Tasks:
1. Answer these questions from the article on aid groups in Haiti.
(a) For how long has Global Health Action been training nurses and working on rural development in Haiti?
(b) What is the estimated number of multilateral organizations and charity groups in Haiti?
(c) How many people did the CDC devote to working on Haiti after the quake?
2. Write the next part of the article on aid groups in Haiti, picking up after its final sentence.

How many aid groups are too many?
For Haiti three years after a jarring and catastrophic earthquake, that question has been tough to answer.
Many have criticized the country’s handling of thousands of organizations that rushed to its aid. But some Haitian government reps have shot back that more than a few aid agencies used the country’s devastation to their own advantage.
A recent event in Atlanta laid bare the fact that aid groups, including many around the metro area, walk a fine line between preserving their own sustainable work and duplicating efforts of similar groups.
The World Affairs Council of Atlanta evening briefing was held in a fitting setting: the packed Decatur headquarters of Global Health Action, which has been training nurses and working on rural development in Haiti for more than 30 years. The event was meant to provide positive answers to the burning question of how agencies could use partnerships to optimize their work.
Thodleen Dessources, director of the Haiti program at the United Methodist Committee on Relief, said it’s “impossible to work in silos in Haiti,” where the number of multilateral organizations and charity groups has been estimated at more than 10,000.
In the relief rush after the quake, the United Nations had a cluster program to facilitate conversations among organizations in related fields – health, housing, hunger and more. While that system has become less relevant during the recovery period, UMCOR is still seeking ways to share costs and ideas with like-minded groups, including local organizations.
“We have found that it is possible and there is more time to really invest in supporting and working in collaboration with local organizations and service providers to advance our work,” said Ms. Dessources, whose agency is working on a new program to fund female micro entrepreneurs and has developed a curriculum to train them on running sustainable businesses.
Other panelists also revealed a variety of successful partnerships crossing multiple sectors.
The Atlanta-based Centers for Disease Control and Prevention ramped up its Haiti presence in the aftermath of the quake, with nearly 1,000 people devoted to working on the country. About one-third of those were deployed for longer than 30 days, initially to help deal with a deadly cholera outbreak, said Jordan Tappero, director of the CDC’s health systems reconstruction office.

Record set:
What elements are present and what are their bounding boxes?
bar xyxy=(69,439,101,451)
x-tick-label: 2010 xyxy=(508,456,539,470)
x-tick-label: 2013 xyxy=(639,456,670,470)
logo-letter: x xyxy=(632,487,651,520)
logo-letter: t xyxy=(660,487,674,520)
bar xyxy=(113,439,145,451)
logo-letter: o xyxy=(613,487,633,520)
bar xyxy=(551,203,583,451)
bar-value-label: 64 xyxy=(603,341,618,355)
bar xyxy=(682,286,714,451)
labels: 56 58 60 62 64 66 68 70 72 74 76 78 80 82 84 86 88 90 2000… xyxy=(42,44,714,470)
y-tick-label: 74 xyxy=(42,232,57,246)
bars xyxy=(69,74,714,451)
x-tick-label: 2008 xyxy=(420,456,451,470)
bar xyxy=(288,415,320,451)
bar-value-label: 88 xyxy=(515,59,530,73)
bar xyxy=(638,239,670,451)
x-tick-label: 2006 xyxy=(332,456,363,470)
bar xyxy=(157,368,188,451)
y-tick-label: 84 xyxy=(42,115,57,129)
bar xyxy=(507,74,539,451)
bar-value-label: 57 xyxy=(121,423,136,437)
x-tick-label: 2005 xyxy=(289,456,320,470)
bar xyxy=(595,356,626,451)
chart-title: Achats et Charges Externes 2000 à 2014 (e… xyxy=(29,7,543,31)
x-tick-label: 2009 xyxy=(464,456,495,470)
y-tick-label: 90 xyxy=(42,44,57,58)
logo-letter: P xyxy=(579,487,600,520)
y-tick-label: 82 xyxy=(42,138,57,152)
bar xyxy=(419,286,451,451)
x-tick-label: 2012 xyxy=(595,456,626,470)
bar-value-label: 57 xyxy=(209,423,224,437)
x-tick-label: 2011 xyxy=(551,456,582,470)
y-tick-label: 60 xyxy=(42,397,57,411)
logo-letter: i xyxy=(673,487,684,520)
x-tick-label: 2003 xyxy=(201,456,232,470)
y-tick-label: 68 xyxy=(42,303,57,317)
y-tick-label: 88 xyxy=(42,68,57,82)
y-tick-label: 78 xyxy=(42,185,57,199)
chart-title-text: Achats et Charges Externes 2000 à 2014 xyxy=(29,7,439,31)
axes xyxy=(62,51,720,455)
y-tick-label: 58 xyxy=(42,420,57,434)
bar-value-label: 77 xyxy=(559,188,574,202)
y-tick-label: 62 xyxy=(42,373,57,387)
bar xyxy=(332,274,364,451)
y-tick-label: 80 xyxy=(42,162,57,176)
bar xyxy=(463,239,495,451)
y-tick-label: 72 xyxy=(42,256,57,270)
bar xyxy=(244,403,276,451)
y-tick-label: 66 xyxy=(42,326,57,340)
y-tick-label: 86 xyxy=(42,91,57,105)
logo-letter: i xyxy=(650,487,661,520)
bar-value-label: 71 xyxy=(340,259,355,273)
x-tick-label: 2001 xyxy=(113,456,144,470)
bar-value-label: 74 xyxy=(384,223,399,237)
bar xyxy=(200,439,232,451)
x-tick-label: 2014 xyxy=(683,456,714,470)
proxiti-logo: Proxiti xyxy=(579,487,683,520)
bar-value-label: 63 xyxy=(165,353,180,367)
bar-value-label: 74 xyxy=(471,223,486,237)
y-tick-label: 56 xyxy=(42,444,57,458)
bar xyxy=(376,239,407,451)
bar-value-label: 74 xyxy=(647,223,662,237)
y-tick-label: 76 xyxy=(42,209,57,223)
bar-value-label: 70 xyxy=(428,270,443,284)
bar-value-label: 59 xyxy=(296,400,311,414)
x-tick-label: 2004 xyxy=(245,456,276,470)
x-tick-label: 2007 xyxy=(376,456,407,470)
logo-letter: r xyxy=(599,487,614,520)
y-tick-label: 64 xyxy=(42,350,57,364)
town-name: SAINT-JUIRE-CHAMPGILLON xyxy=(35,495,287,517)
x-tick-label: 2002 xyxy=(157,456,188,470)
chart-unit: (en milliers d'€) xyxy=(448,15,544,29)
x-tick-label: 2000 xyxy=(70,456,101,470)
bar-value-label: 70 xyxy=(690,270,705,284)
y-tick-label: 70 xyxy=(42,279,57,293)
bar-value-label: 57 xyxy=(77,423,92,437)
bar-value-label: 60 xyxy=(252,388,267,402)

Exercise responses:
1.
(a) More than 30 years.
(b) More than 10,000.
(c) Nearly 1,000.

2.
Thanks to an ongoing partnership with the Ministry of Public Health and Population, the CDC has helped administer drugs to more than 2 million people in Port-au-Prince, a feat never completed before but vital to the elimination of lymphatic filariasis and prevention of diseases like measles. The two agencies recently began sharing a new office building in the capital.
MedShare, an Atlanta-based nonprofit also focused on health, has found success by coordinating a network of entities to accomplish its mission of shipping surplus medical supplies to ill-equipped hospitals around the world, said Nell Diallo, vice president of corporate and international relations.
The group is the nexus between donors (mostly manufacturers), funders like the Coca-Cola Africa Foundation, volunteers who pack supplies at a Decatur warehouse and hospitals that use an online order form to outline their needs. MedShare has shipped 76 containers to Haiti, nearly 10 percent of the 800 it has shipped in all.
In Haiti, MedShare made a connection between the office of Haiti’s first lady and Northside Hospital, resulting in the delivery of incubators to a maternity hospital in one of Port-au-Prince’s poorest areas.
Ultimately, though, aid agencies should be looking to work themselves out of a job, Ms. Diallo said.
“In order for any country to move forward, you must have capacity for people on the ground, so the ideal would be for all NGOs to work on making their life in Haiti ended as quickly as possible by enabling Haitians to take on the responsibility that they leave,” she said.
UPS Foundation, with its focus on humanitarian logistics, sees its role as facilitating efficient movement of the right goods to people who need them when disaster strikes, said Joe Ruiz, director of the foundation’s humanitarian relief program. That has meant partnering with aid agencies like CARE and Salvation Army and understanding their needs in heat of the moment.
The process has led to technology innovation that should help in future catastrophes. After the Haiti quake, UPS developed a system of barcoded cards to replace manual rationing systems that were leading to inefficiencies and conflicts at distribution points. That technology could potentially be rolled out at refugee camps operated by the U.N. High Commission on Refugees, Mr. Ruiz said.
“They’re not efficient. They don’t know where their supplies have gone,” he said, noting that pilot programs are being put in place to remedy the problem.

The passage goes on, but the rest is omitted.